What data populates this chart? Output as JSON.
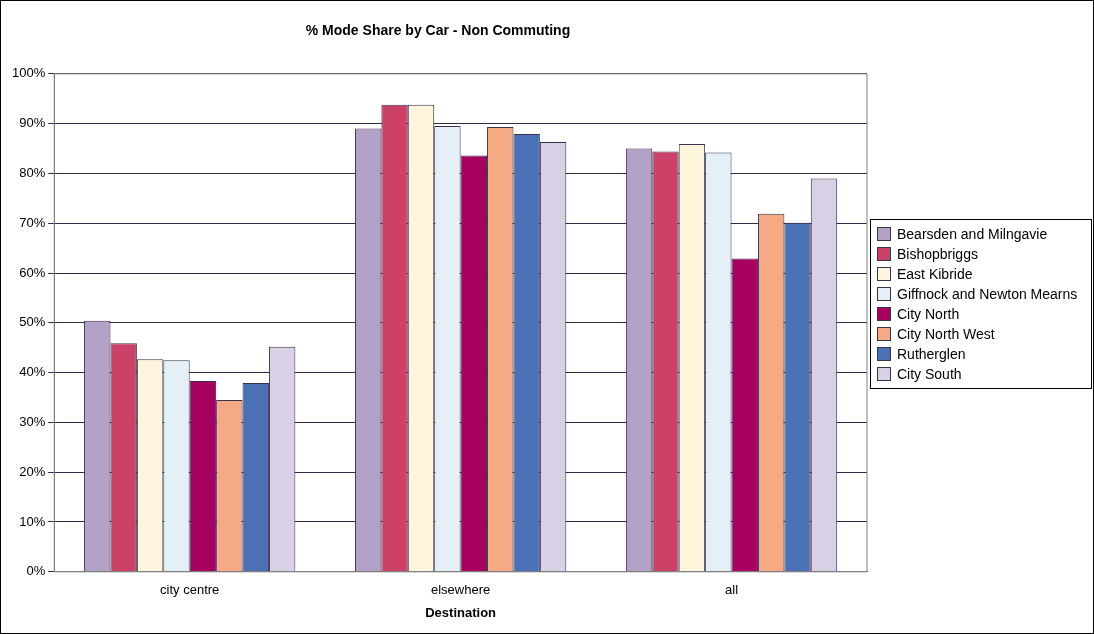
{
  "chart_data": {
    "type": "bar",
    "title": "% Mode Share by Car - Non Commuting",
    "xlabel": "Destination",
    "categories": [
      "city centre",
      "elsewhere",
      "all"
    ],
    "series": [
      {
        "name": "Bearsden and Milngavie",
        "color": "#b3a2c7",
        "values": [
          50.4,
          89.0,
          85.0
        ]
      },
      {
        "name": "Bishopbriggs",
        "color": "#cb4168",
        "values": [
          45.9,
          93.8,
          84.4
        ]
      },
      {
        "name": "East Kibride",
        "color": "#fdf6dc",
        "values": [
          42.7,
          93.8,
          85.9
        ]
      },
      {
        "name": "Giffnock and Newton Mearns",
        "color": "#e4eff6",
        "values": [
          42.5,
          89.5,
          84.2
        ]
      },
      {
        "name": "City North",
        "color": "#a80060",
        "values": [
          38.3,
          83.6,
          62.9
        ]
      },
      {
        "name": "City North West",
        "color": "#f5aa85",
        "values": [
          34.5,
          89.3,
          71.9
        ]
      },
      {
        "name": "Rutherglen",
        "color": "#4a70b5",
        "values": [
          37.9,
          87.9,
          70.1
        ]
      },
      {
        "name": "City South",
        "color": "#d9d0e6",
        "values": [
          45.2,
          86.3,
          79.0
        ]
      }
    ],
    "ylim": [
      0,
      100
    ],
    "yticks": [
      {
        "value": 0,
        "label": "0%"
      },
      {
        "value": 10,
        "label": "10%"
      },
      {
        "value": 20,
        "label": "20%"
      },
      {
        "value": 30,
        "label": "30%"
      },
      {
        "value": 40,
        "label": "40%"
      },
      {
        "value": 50,
        "label": "50%"
      },
      {
        "value": 60,
        "label": "60%"
      },
      {
        "value": 70,
        "label": "70%"
      },
      {
        "value": 80,
        "label": "80%"
      },
      {
        "value": 90,
        "label": "90%"
      },
      {
        "value": 100,
        "label": "100%"
      }
    ],
    "grid": "y",
    "legend": "right"
  }
}
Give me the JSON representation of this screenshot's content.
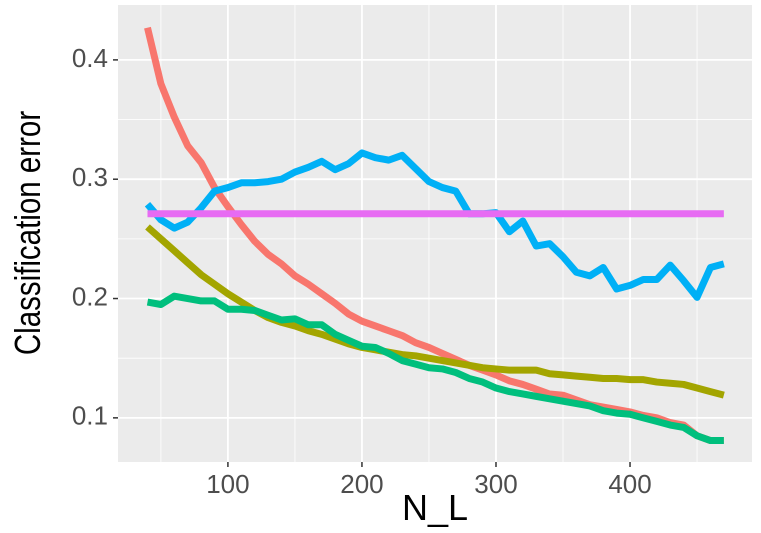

EXERCISE BRIEF: From the entries, copy out each line containing the word "North".

FINISHED EXERCISE:
        "name": "City North",
        "name": "City North West",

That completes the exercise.